Input for this task -
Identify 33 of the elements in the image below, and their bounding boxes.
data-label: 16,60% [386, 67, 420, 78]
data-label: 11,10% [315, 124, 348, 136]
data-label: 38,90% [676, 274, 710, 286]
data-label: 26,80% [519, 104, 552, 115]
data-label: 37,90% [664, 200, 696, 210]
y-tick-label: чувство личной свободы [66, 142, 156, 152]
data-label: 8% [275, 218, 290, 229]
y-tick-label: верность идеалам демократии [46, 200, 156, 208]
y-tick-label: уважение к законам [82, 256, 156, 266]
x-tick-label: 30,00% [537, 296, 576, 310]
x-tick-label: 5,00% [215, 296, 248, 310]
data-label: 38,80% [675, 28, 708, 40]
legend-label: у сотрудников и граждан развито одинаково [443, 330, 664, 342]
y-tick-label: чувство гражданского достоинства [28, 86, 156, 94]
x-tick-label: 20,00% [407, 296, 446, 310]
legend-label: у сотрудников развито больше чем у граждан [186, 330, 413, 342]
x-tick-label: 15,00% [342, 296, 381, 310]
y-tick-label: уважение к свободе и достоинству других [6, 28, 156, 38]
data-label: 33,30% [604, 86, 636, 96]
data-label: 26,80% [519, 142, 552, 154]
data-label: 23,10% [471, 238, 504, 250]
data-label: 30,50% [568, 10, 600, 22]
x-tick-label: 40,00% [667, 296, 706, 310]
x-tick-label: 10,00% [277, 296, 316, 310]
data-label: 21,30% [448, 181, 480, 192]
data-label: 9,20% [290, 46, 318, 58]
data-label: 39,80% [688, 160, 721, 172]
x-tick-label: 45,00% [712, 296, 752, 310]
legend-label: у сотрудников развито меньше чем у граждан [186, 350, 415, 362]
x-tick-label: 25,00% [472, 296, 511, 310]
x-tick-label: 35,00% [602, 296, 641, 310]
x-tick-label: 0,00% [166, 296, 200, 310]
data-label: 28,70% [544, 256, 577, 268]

Exercise directions - Render the entries above as a JSON list of strings, with one string for each line and no blank lines.

Response below -
[
  "Identify 33 of the elements in the image below, and their bounding boxes.",
  "data-label: 16,60% [386, 67, 420, 78]",
  "data-label: 11,10% [315, 124, 348, 136]",
  "data-label: 38,90% [676, 274, 710, 286]",
  "data-label: 26,80% [519, 104, 552, 115]",
  "data-label: 37,90% [664, 200, 696, 210]",
  "y-tick-label: чувство личной свободы [66, 142, 156, 152]",
  "data-label: 8% [275, 218, 290, 229]",
  "y-tick-label: верность идеалам демократии [46, 200, 156, 208]",
  "y-tick-label: уважение к законам [82, 256, 156, 266]",
  "x-tick-label: 30,00% [537, 296, 576, 310]",
  "x-tick-label: 5,00% [215, 296, 248, 310]",
  "data-label: 38,80% [675, 28, 708, 40]",
  "legend-label: у сотрудников и граждан развито одинаково [443, 330, 664, 342]",
  "y-tick-label: чувство гражданского достоинства [28, 86, 156, 94]",
  "x-tick-label: 20,00% [407, 296, 446, 310]",
  "legend-label: у сотрудников развито больше чем у граждан [186, 330, 413, 342]",
  "x-tick-label: 15,00% [342, 296, 381, 310]",
  "y-tick-label: уважение к свободе и достоинству других [6, 28, 156, 38]",
  "data-label: 33,30% [604, 86, 636, 96]",
  "data-label: 26,80% [519, 142, 552, 154]",
  "data-label: 23,10% [471, 238, 504, 250]",
  "data-label: 30,50% [568, 10, 600, 22]",
  "x-tick-label: 40,00% [667, 296, 706, 310]",
  "x-tick-label: 10,00% [277, 296, 316, 310]",
  "data-label: 21,30% [448, 181, 480, 192]",
  "data-label: 9,20% [290, 46, 318, 58]",
  "data-label: 39,80% [688, 160, 721, 172]",
  "x-tick-label: 45,00% [712, 296, 752, 310]",
  "legend-label: у сотрудников развито меньше чем у граждан [186, 350, 415, 362]",
  "x-tick-label: 25,00% [472, 296, 511, 310]",
  "x-tick-label: 35,00% [602, 296, 641, 310]",
  "x-tick-label: 0,00% [166, 296, 200, 310]",
  "data-label: 28,70% [544, 256, 577, 268]"
]